::: DATA FOR ANALYSIS :::

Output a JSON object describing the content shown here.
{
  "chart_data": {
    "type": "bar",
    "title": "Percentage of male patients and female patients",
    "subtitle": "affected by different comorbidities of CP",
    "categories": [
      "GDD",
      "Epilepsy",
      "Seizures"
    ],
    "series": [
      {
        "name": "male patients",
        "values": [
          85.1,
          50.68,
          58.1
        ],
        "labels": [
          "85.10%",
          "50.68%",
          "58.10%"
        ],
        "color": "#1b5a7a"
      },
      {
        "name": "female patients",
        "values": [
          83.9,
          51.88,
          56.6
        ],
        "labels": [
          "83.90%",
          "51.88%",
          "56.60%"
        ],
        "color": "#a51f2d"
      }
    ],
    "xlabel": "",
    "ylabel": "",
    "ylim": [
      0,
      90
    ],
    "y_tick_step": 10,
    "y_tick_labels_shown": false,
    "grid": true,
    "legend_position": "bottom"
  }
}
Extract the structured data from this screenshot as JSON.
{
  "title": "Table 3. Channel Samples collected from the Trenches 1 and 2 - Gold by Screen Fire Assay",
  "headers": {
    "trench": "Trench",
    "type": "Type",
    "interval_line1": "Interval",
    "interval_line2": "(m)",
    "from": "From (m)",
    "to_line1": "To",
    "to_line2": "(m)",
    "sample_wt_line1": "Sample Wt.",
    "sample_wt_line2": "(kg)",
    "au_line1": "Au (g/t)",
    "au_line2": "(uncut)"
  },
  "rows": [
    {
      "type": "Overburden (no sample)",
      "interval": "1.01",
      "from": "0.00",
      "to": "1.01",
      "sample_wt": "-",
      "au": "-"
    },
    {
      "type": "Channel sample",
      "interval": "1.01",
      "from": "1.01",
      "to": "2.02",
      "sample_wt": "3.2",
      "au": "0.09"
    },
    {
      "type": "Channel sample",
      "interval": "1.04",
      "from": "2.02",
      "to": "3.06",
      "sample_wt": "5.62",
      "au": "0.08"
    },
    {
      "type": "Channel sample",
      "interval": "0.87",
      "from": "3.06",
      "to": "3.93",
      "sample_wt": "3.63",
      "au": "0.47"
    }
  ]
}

:::

> **REQUIRED ACTION**:
Only lines with the word "patients" are wanted; pull each of them from the records.

> **YOUR RESPONSE**:
    "title": "Percentage of male patients and female patients",
        "name": "male patients",
        "name": "female patients",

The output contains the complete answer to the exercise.